╭─ Source material
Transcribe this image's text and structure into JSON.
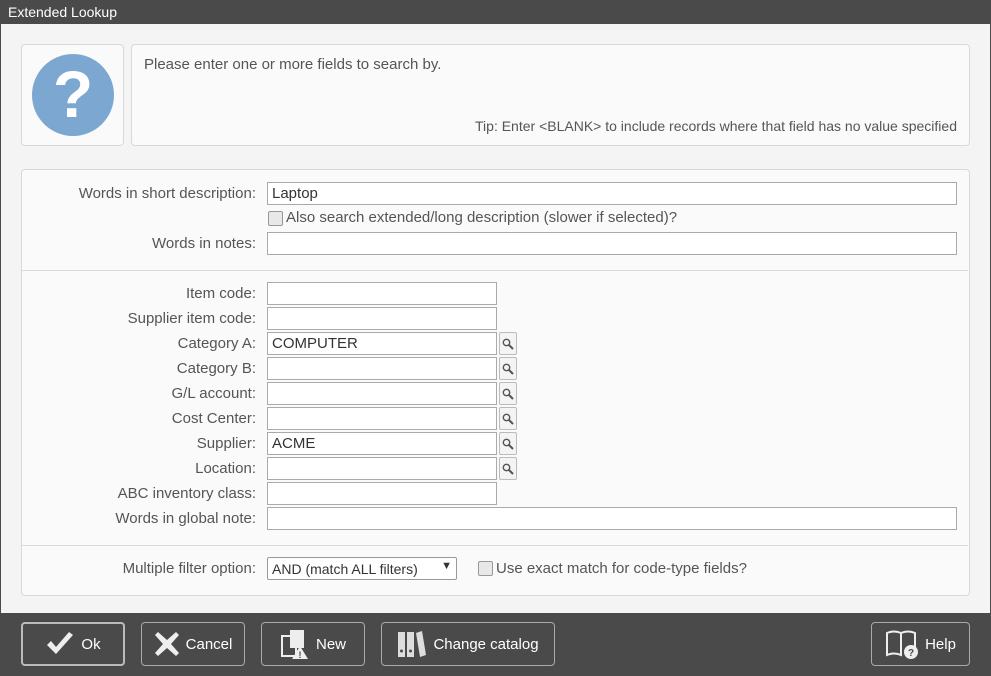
{
  "window": {
    "title": "Extended Lookup"
  },
  "message": {
    "text": "Please enter one or more fields to search by.",
    "tip": "Tip: Enter <BLANK> to include records where that field has no value specified",
    "icon": "question-icon"
  },
  "fields": {
    "short_desc": {
      "label": "Words in short description:",
      "value": "Laptop"
    },
    "extended": {
      "label": "Also search extended/long description (slower if selected)?",
      "checked": false
    },
    "notes": {
      "label": "Words in notes:",
      "value": ""
    },
    "item_code": {
      "label": "Item code:",
      "value": ""
    },
    "supplier_item_code": {
      "label": "Supplier item code:",
      "value": ""
    },
    "category_a": {
      "label": "Category A:",
      "value": "COMPUTER"
    },
    "category_b": {
      "label": "Category B:",
      "value": ""
    },
    "gl_account": {
      "label": "G/L account:",
      "value": ""
    },
    "cost_center": {
      "label": "Cost Center:",
      "value": ""
    },
    "supplier": {
      "label": "Supplier:",
      "value": "ACME"
    },
    "location": {
      "label": "Location:",
      "value": ""
    },
    "abc_class": {
      "label": "ABC inventory class:",
      "value": ""
    },
    "global_note": {
      "label": "Words in global note:",
      "value": ""
    },
    "filter_option": {
      "label": "Multiple filter option:",
      "selected": "AND (match ALL filters)"
    },
    "exact_match": {
      "label": "Use exact match for code-type fields?",
      "checked": false
    }
  },
  "buttons": {
    "ok": "Ok",
    "cancel": "Cancel",
    "new": "New",
    "change_catalog": "Change catalog",
    "help": "Help"
  },
  "colors": {
    "titlebar": "#4a4a4a",
    "icon": "#7ba7d0"
  }
}
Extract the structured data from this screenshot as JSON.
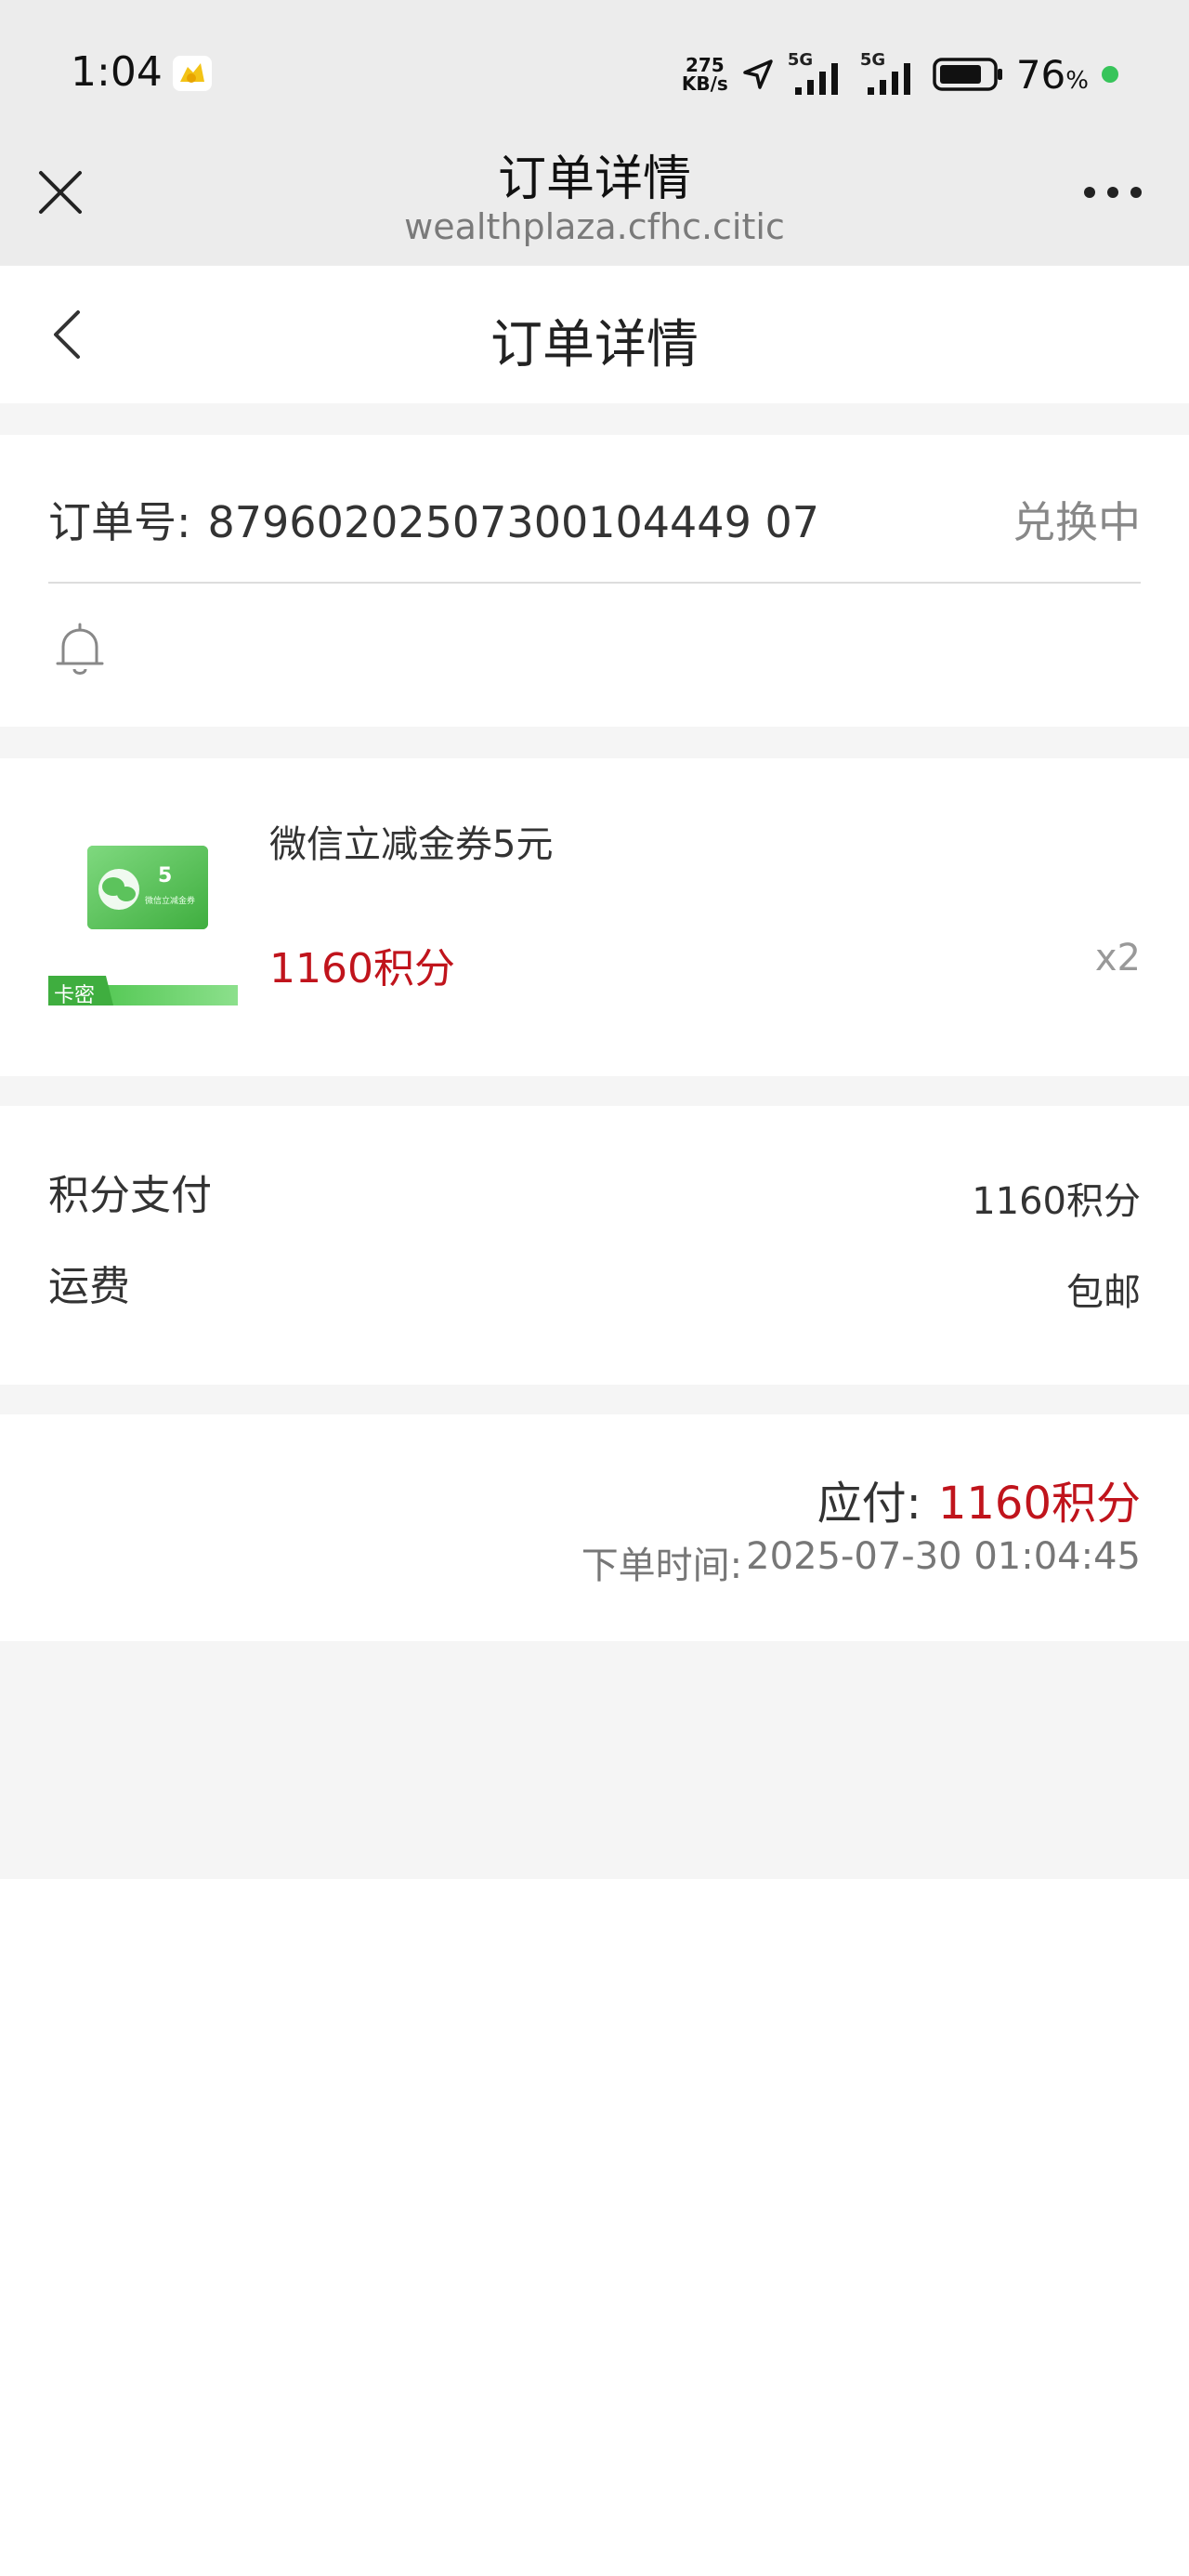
{
  "status_bar": {
    "time": "1:04",
    "net_speed_top": "275",
    "net_speed_bottom": "KB/s",
    "signal_1_label": "5G",
    "signal_2_label": "5G",
    "battery": "76",
    "battery_unit": "%"
  },
  "webview": {
    "title": "订单详情",
    "url": "wealthplaza.cfhc.citic"
  },
  "header": {
    "title": "订单详情"
  },
  "order": {
    "number_label": "订单号:",
    "number": "87960202507300104449 07",
    "status": "兑换中"
  },
  "product": {
    "name": "微信立减金券5元",
    "price": "1160积分",
    "quantity": "x2",
    "badge": "卡密",
    "image_value": "5",
    "image_subtitle": "微信立减金券"
  },
  "payment": {
    "points_label": "积分支付",
    "points_value": "1160积分",
    "shipping_label": "运费",
    "shipping_value": "包邮"
  },
  "total": {
    "label": "应付:",
    "value": "1160积分",
    "time_label": "下单时间:",
    "time_value": "2025-07-30 01:04:45"
  },
  "colors": {
    "accent_red": "#c0141c",
    "wechat_green": "#4cc94c",
    "status_dot": "#37c45a"
  }
}
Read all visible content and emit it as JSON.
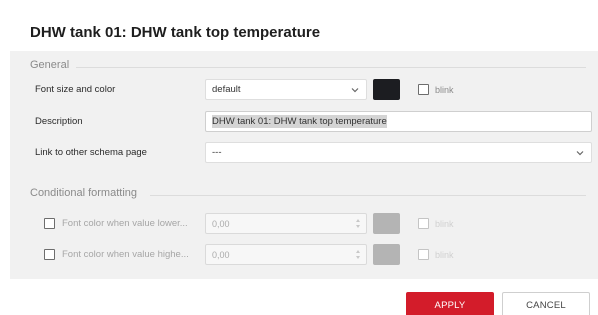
{
  "dialog": {
    "title": "DHW tank 01: DHW tank top temperature"
  },
  "general": {
    "legend": "General",
    "font_row": {
      "label": "Font size and color",
      "font_size": "default",
      "color": "#1c1d21",
      "blink_label": "blink",
      "blink_checked": false
    },
    "description_row": {
      "label": "Description",
      "value": "DHW tank 01: DHW tank top temperature"
    },
    "link_row": {
      "label": "Link to other schema page",
      "value": "---"
    }
  },
  "conditional": {
    "legend": "Conditional formatting",
    "lower": {
      "label": "Font color when value lower...",
      "value": "0,00",
      "color": "#b4b4b4",
      "blink_label": "blink",
      "checked": false
    },
    "higher": {
      "label": "Font color when value highe...",
      "value": "0,00",
      "color": "#b4b4b4",
      "blink_label": "blink",
      "checked": false
    }
  },
  "buttons": {
    "apply": "APPLY",
    "cancel": "CANCEL"
  }
}
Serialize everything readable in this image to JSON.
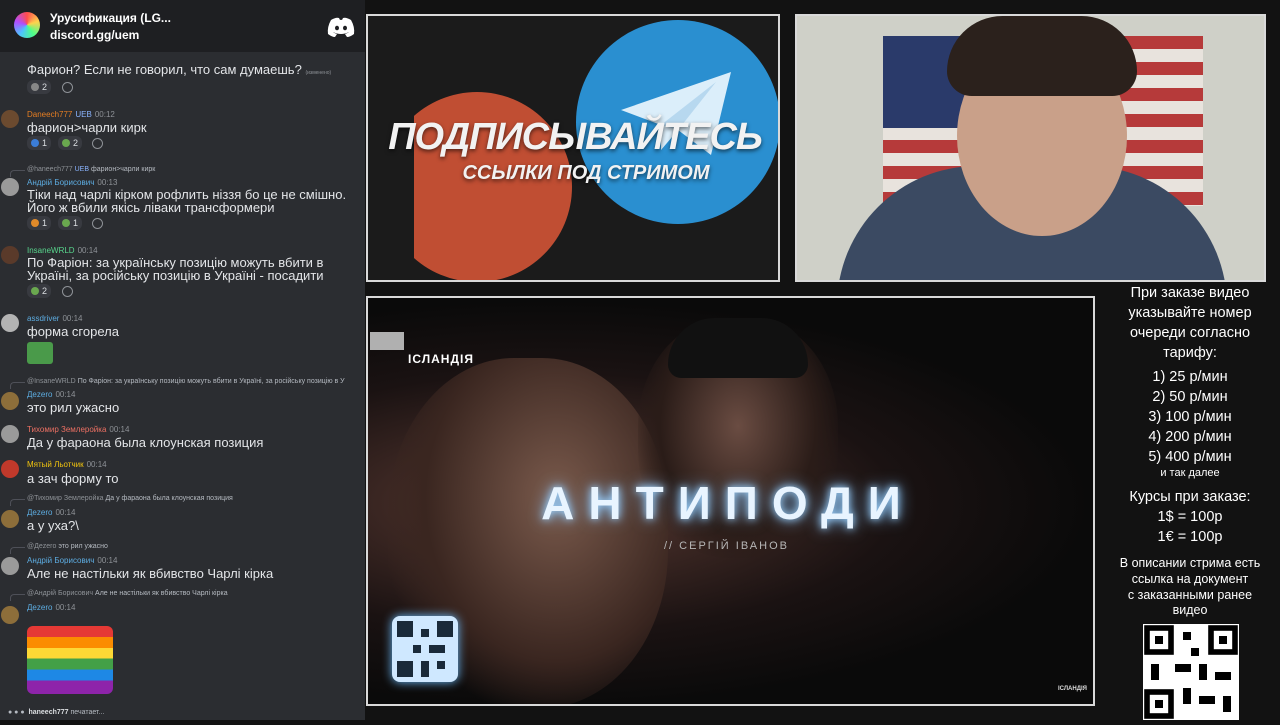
{
  "server": {
    "name": "Урусификация (LG...",
    "invite": "discord.gg/uem"
  },
  "chat": {
    "messages": [
      {
        "text": "Фарион? Если не говорил, что сам думаешь?",
        "edited": "(изменено)",
        "reactions": [
          "2"
        ]
      },
      {
        "author": "Daneech777",
        "badge": "UEB",
        "time": "00:12",
        "text": "фарион>чарли кирк",
        "reactions": [
          "1",
          "2"
        ]
      },
      {
        "reply_author": "@haneech777",
        "reply_badge": "UEB",
        "reply_text": "фарион>чарли кирк",
        "author": "Андрій Борисович",
        "time": "00:13",
        "text": "Тіки над чарлі кірком рофлить ніззя бо це не смішно. Його ж вбили якісь ліваки трансформери",
        "reactions": [
          "1",
          "1"
        ]
      },
      {
        "author": "InsaneWRLD",
        "time": "00:14",
        "text": "По Фаріон: за українську позицію можуть вбити в Україні, за російську позицію в Україні - посадити",
        "reactions": [
          "2"
        ]
      },
      {
        "author": "assdriver",
        "time": "00:14",
        "text": "форма сгорела"
      },
      {
        "reply_author": "@InsaneWRLD",
        "reply_text": "По Фаріон: за українську позицію можуть вбити в Україні, за російську позицію в У",
        "author": "Дezero",
        "time": "00:14",
        "text": "это рил ужасно"
      },
      {
        "author": "Тихомир Землеройка",
        "time": "00:14",
        "text": "Да у фараона была клоунская позиция"
      },
      {
        "author": "Мятый Льотчик",
        "time": "00:14",
        "text": "а зач форму то"
      },
      {
        "reply_author": "@Тихомир Землеройка",
        "reply_text": "Да у фараона была клоунская позиция",
        "author": "Дezero",
        "time": "00:14",
        "text": "а у уха?\\"
      },
      {
        "reply_author": "@Дezero",
        "reply_text": "это рил ужасно",
        "author": "Андрій Борисович",
        "time": "00:14",
        "text": "Але не настільки як вбивство Чарлі кірка"
      },
      {
        "reply_author": "@Андрій Борисович",
        "reply_text": "Але не настільки як вбивство Чарлі кірка",
        "author": "Дezero",
        "time": "00:14",
        "text": ""
      }
    ],
    "typing": {
      "user": "haneech777",
      "suffix": "печатает..."
    }
  },
  "promo": {
    "headline": "ПОДПИСЫВАЙТЕСЬ",
    "subline": "ССЫЛКИ ПОД СТРИМОМ"
  },
  "video": {
    "channel": "ІСЛАНДІЯ",
    "title": "АНТИПОДИ",
    "author": "// СЕРГІЙ ІВАНОВ",
    "watermark": "ІСЛАНДІЯ"
  },
  "info": {
    "intro": [
      "При заказе видео",
      "указывайте номер",
      "очереди согласно",
      "тарифу:"
    ],
    "rates": [
      "1) 25 р/мин",
      "2) 50 р/мин",
      "3) 100 р/мин",
      "4) 200 р/мин",
      "5) 400 р/мин"
    ],
    "etc": "и так далее",
    "courses_title": "Курсы при заказе:",
    "courses": [
      "1$ = 100р",
      "1€ = 100р"
    ],
    "desc": [
      "В описании стрима есть",
      "ссылка на документ",
      "с заказанными ранее",
      "видео"
    ]
  },
  "colors": {
    "chat_bg": "#2b2d31",
    "server_bar": "#1e1f22",
    "patreon": "#c04e33",
    "telegram": "#2a8fd0",
    "title_glow": "#9fd4ff"
  }
}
╰─
(The exercise): Copy each line exactly, and leave the pictures out of your copy.

(Written answer):
Transcribe this image's text and structure into JSON.
{
  "window": {
    "title": "Extended Lookup"
  },
  "message": {
    "text": "Please enter one or more fields to search by.",
    "tip": "Tip: Enter <BLANK> to include records where that field has no value specified",
    "icon": "question-icon"
  },
  "fields": {
    "short_desc": {
      "label": "Words in short description:",
      "value": "Laptop"
    },
    "extended": {
      "label": "Also search extended/long description (slower if selected)?",
      "checked": false
    },
    "notes": {
      "label": "Words in notes:",
      "value": ""
    },
    "item_code": {
      "label": "Item code:",
      "value": ""
    },
    "supplier_item_code": {
      "label": "Supplier item code:",
      "value": ""
    },
    "category_a": {
      "label": "Category A:",
      "value": "COMPUTER"
    },
    "category_b": {
      "label": "Category B:",
      "value": ""
    },
    "gl_account": {
      "label": "G/L account:",
      "value": ""
    },
    "cost_center": {
      "label": "Cost Center:",
      "value": ""
    },
    "supplier": {
      "label": "Supplier:",
      "value": "ACME"
    },
    "location": {
      "label": "Location:",
      "value": ""
    },
    "abc_class": {
      "label": "ABC inventory class:",
      "value": ""
    },
    "global_note": {
      "label": "Words in global note:",
      "value": ""
    },
    "filter_option": {
      "label": "Multiple filter option:",
      "selected": "AND (match ALL filters)"
    },
    "exact_match": {
      "label": "Use exact match for code-type fields?",
      "checked": false
    }
  },
  "buttons": {
    "ok": "Ok",
    "cancel": "Cancel",
    "new": "New",
    "change_catalog": "Change catalog",
    "help": "Help"
  },
  "colors": {
    "titlebar": "#4a4a4a",
    "icon": "#7ba7d0"
  }
}
Extract the structured data from this screenshot as JSON.
{
  "status_bar": {
    "time": "1:04",
    "net_speed_top": "275",
    "net_speed_bottom": "KB/s",
    "signal_1_label": "5G",
    "signal_2_label": "5G",
    "battery": "76",
    "battery_unit": "%"
  },
  "webview": {
    "title": "订单详情",
    "url": "wealthplaza.cfhc.citic"
  },
  "header": {
    "title": "订单详情"
  },
  "order": {
    "number_label": "订单号:",
    "number": "87960202507300104449 07",
    "status": "兑换中"
  },
  "product": {
    "name": "微信立减金券5元",
    "price": "1160积分",
    "quantity": "x2",
    "badge": "卡密",
    "image_value": "5",
    "image_subtitle": "微信立减金券"
  },
  "payment": {
    "points_label": "积分支付",
    "points_value": "1160积分",
    "shipping_label": "运费",
    "shipping_value": "包邮"
  },
  "total": {
    "label": "应付:",
    "value": "1160积分",
    "time_label": "下单时间:",
    "time_value": "2025-07-30 01:04:45"
  },
  "colors": {
    "accent_red": "#c0141c",
    "wechat_green": "#4cc94c",
    "status_dot": "#37c45a"
  }
}
Read all visible content and emit it as JSON.
{
  "dialog": {
    "title": "DHW tank 01: DHW tank top temperature"
  },
  "general": {
    "legend": "General",
    "font_row": {
      "label": "Font size and color",
      "font_size": "default",
      "color": "#1c1d21",
      "blink_label": "blink",
      "blink_checked": false
    },
    "description_row": {
      "label": "Description",
      "value": "DHW tank 01: DHW tank top temperature"
    },
    "link_row": {
      "label": "Link to other schema page",
      "value": "---"
    }
  },
  "conditional": {
    "legend": "Conditional formatting",
    "lower": {
      "label": "Font color when value lower...",
      "value": "0,00",
      "color": "#b4b4b4",
      "blink_label": "blink",
      "checked": false
    },
    "higher": {
      "label": "Font color when value highe...",
      "value": "0,00",
      "color": "#b4b4b4",
      "blink_label": "blink",
      "checked": false
    }
  },
  "buttons": {
    "apply": "APPLY",
    "cancel": "CANCEL"
  }
}
Serialize everything readable in this image to JSON.
{
  "server": {
    "name": "Урусификация (LG...",
    "invite": "discord.gg/uem"
  },
  "chat": {
    "messages": [
      {
        "text": "Фарион? Если не говорил, что сам думаешь?",
        "edited": "(изменено)",
        "reactions": [
          "2"
        ]
      },
      {
        "author": "Daneech777",
        "badge": "UEB",
        "time": "00:12",
        "text": "фарион>чарли кирк",
        "reactions": [
          "1",
          "2"
        ]
      },
      {
        "reply_author": "@haneech777",
        "reply_badge": "UEB",
        "reply_text": "фарион>чарли кирк",
        "author": "Андрій Борисович",
        "time": "00:13",
        "text": "Тіки над чарлі кірком рофлить ніззя бо це не смішно. Його ж вбили якісь ліваки трансформери",
        "reactions": [
          "1",
          "1"
        ]
      },
      {
        "author": "InsaneWRLD",
        "time": "00:14",
        "text": "По Фаріон: за українську позицію можуть вбити в Україні, за російську позицію в Україні - посадити",
        "reactions": [
          "2"
        ]
      },
      {
        "author": "assdriver",
        "time": "00:14",
        "text": "форма сгорела"
      },
      {
        "reply_author": "@InsaneWRLD",
        "reply_text": "По Фаріон: за українську позицію можуть вбити в Україні, за російську позицію в У",
        "author": "Дezero",
        "time": "00:14",
        "text": "это рил ужасно"
      },
      {
        "author": "Тихомир Землеройка",
        "time": "00:14",
        "text": "Да у фараона была клоунская позиция"
      },
      {
        "author": "Мятый Льотчик",
        "time": "00:14",
        "text": "а зач форму то"
      },
      {
        "reply_author": "@Тихомир Землеройка",
        "reply_text": "Да у фараона была клоунская позиция",
        "author": "Дezero",
        "time": "00:14",
        "text": "а у уха?\\"
      },
      {
        "reply_author": "@Дezero",
        "reply_text": "это рил ужасно",
        "author": "Андрій Борисович",
        "time": "00:14",
        "text": "Але не настільки як вбивство Чарлі кірка"
      },
      {
        "reply_author": "@Андрій Борисович",
        "reply_text": "Але не настільки як вбивство Чарлі кірка",
        "author": "Дezero",
        "time": "00:14",
        "text": ""
      }
    ],
    "typing": {
      "user": "haneech777",
      "suffix": "печатает..."
    }
  },
  "promo": {
    "headline": "ПОДПИСЫВАЙТЕСЬ",
    "subline": "ССЫЛКИ ПОД СТРИМОМ"
  },
  "video": {
    "channel": "ІСЛАНДІЯ",
    "title": "АНТИПОДИ",
    "author": "// СЕРГІЙ ІВАНОВ",
    "watermark": "ІСЛАНДІЯ"
  },
  "info": {
    "intro": [
      "При заказе видео",
      "указывайте номер",
      "очереди согласно",
      "тарифу:"
    ],
    "rates": [
      "1) 25 р/мин",
      "2) 50 р/мин",
      "3) 100 р/мин",
      "4) 200 р/мин",
      "5) 400 р/мин"
    ],
    "etc": "и так далее",
    "courses_title": "Курсы при заказе:",
    "courses": [
      "1$ = 100р",
      "1€ = 100р"
    ],
    "desc": [
      "В описании стрима есть",
      "ссылка на документ",
      "с заказанными ранее",
      "видео"
    ]
  },
  "colors": {
    "chat_bg": "#2b2d31",
    "server_bar": "#1e1f22",
    "patreon": "#c04e33",
    "telegram": "#2a8fd0",
    "title_glow": "#9fd4ff"
  }
}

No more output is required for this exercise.